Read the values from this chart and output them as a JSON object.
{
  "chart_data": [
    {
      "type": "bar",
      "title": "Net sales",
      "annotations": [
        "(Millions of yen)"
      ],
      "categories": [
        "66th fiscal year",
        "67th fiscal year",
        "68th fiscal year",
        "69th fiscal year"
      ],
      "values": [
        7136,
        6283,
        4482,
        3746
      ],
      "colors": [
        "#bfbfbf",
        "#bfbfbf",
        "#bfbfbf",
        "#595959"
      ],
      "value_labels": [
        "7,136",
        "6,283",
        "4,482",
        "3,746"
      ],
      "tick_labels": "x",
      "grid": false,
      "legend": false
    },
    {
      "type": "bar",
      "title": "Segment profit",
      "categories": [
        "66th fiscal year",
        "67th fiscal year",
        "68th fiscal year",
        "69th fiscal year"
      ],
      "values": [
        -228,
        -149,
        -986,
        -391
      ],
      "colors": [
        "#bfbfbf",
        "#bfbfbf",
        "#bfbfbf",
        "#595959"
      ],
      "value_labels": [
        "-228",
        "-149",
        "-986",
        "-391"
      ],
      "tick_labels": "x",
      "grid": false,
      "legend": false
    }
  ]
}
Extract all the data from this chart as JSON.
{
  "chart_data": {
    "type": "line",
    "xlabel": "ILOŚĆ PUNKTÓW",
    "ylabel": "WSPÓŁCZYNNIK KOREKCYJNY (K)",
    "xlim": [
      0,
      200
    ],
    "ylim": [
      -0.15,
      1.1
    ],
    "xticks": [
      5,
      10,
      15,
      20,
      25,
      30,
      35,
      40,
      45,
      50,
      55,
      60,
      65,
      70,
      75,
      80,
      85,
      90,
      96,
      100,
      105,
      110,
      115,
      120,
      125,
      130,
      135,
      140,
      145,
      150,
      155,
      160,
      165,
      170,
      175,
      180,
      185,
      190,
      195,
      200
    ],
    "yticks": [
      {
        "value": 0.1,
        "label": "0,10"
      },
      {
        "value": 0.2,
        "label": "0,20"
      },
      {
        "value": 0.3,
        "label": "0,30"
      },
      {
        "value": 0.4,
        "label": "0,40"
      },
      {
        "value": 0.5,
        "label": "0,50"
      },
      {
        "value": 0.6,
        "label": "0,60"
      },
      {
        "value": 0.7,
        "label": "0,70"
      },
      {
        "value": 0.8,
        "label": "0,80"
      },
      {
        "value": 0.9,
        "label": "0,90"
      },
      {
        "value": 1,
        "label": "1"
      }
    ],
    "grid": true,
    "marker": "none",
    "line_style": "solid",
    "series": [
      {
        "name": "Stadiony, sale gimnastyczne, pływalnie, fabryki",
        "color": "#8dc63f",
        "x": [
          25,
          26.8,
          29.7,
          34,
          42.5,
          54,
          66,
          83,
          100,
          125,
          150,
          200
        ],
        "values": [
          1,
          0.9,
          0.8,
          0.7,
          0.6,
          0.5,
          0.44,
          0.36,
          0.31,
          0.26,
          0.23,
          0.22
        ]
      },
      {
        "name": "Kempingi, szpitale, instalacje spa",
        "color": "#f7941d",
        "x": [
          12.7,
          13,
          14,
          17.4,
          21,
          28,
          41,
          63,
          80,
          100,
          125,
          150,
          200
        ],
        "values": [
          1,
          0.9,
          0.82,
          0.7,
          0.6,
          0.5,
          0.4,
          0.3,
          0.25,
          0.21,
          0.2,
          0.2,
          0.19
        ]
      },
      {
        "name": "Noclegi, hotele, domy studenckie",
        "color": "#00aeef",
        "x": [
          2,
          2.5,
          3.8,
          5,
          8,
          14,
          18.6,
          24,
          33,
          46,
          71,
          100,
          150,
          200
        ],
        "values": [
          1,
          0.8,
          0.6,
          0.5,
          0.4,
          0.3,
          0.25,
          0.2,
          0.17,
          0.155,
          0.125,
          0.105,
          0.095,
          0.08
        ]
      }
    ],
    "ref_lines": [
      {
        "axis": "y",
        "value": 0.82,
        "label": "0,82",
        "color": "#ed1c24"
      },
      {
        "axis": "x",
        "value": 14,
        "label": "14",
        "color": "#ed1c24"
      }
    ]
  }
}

============

**Exercise:**
Extract all of the data shown above without alteration.

**Complete response:**
Read the values from this chart and output them as a JSON object.
{
  "chart_data": [
    {
      "type": "bar",
      "title": "Net sales",
      "annotations": [
        "(Millions of yen)"
      ],
      "categories": [
        "66th fiscal year",
        "67th fiscal year",
        "68th fiscal year",
        "69th fiscal year"
      ],
      "values": [
        7136,
        6283,
        4482,
        3746
      ],
      "colors": [
        "#bfbfbf",
        "#bfbfbf",
        "#bfbfbf",
        "#595959"
      ],
      "value_labels": [
        "7,136",
        "6,283",
        "4,482",
        "3,746"
      ],
      "tick_labels": "x",
      "grid": false,
      "legend": false
    },
    {
      "type": "bar",
      "title": "Segment profit",
      "categories": [
        "66th fiscal year",
        "67th fiscal year",
        "68th fiscal year",
        "69th fiscal year"
      ],
      "values": [
        -228,
        -149,
        -986,
        -391
      ],
      "colors": [
        "#bfbfbf",
        "#bfbfbf",
        "#bfbfbf",
        "#595959"
      ],
      "value_labels": [
        "-228",
        "-149",
        "-986",
        "-391"
      ],
      "tick_labels": "x",
      "grid": false,
      "legend": false
    }
  ]
}
Extract all the data from this chart as JSON.
{
  "chart_data": {
    "type": "line",
    "xlabel": "ILOŚĆ PUNKTÓW",
    "ylabel": "WSPÓŁCZYNNIK KOREKCYJNY (K)",
    "xlim": [
      0,
      200
    ],
    "ylim": [
      -0.15,
      1.1
    ],
    "xticks": [
      5,
      10,
      15,
      20,
      25,
      30,
      35,
      40,
      45,
      50,
      55,
      60,
      65,
      70,
      75,
      80,
      85,
      90,
      96,
      100,
      105,
      110,
      115,
      120,
      125,
      130,
      135,
      140,
      145,
      150,
      155,
      160,
      165,
      170,
      175,
      180,
      185,
      190,
      195,
      200
    ],
    "yticks": [
      {
        "value": 0.1,
        "label": "0,10"
      },
      {
        "value": 0.2,
        "label": "0,20"
      },
      {
        "value": 0.3,
        "label": "0,30"
      },
      {
        "value": 0.4,
        "label": "0,40"
      },
      {
        "value": 0.5,
        "label": "0,50"
      },
      {
        "value": 0.6,
        "label": "0,60"
      },
      {
        "value": 0.7,
        "label": "0,70"
      },
      {
        "value": 0.8,
        "label": "0,80"
      },
      {
        "value": 0.9,
        "label": "0,90"
      },
      {
        "value": 1,
        "label": "1"
      }
    ],
    "grid": true,
    "marker": "none",
    "line_style": "solid",
    "series": [
      {
        "name": "Stadiony, sale gimnastyczne, pływalnie, fabryki",
        "color": "#8dc63f",
        "x": [
          25,
          26.8,
          29.7,
          34,
          42.5,
          54,
          66,
          83,
          100,
          125,
          150,
          200
        ],
        "values": [
          1,
          0.9,
          0.8,
          0.7,
          0.6,
          0.5,
          0.44,
          0.36,
          0.31,
          0.26,
          0.23,
          0.22
        ]
      },
      {
        "name": "Kempingi, szpitale, instalacje spa",
        "color": "#f7941d",
        "x": [
          12.7,
          13,
          14,
          17.4,
          21,
          28,
          41,
          63,
          80,
          100,
          125,
          150,
          200
        ],
        "values": [
          1,
          0.9,
          0.82,
          0.7,
          0.6,
          0.5,
          0.4,
          0.3,
          0.25,
          0.21,
          0.2,
          0.2,
          0.19
        ]
      },
      {
        "name": "Noclegi, hotele, domy studenckie",
        "color": "#00aeef",
        "x": [
          2,
          2.5,
          3.8,
          5,
          8,
          14,
          18.6,
          24,
          33,
          46,
          71,
          100,
          150,
          200
        ],
        "values": [
          1,
          0.8,
          0.6,
          0.5,
          0.4,
          0.3,
          0.25,
          0.2,
          0.17,
          0.155,
          0.125,
          0.105,
          0.095,
          0.08
        ]
      }
    ],
    "ref_lines": [
      {
        "axis": "y",
        "value": 0.82,
        "label": "0,82",
        "color": "#ed1c24"
      },
      {
        "axis": "x",
        "value": 14,
        "label": "14",
        "color": "#ed1c24"
      }
    ]
  }
}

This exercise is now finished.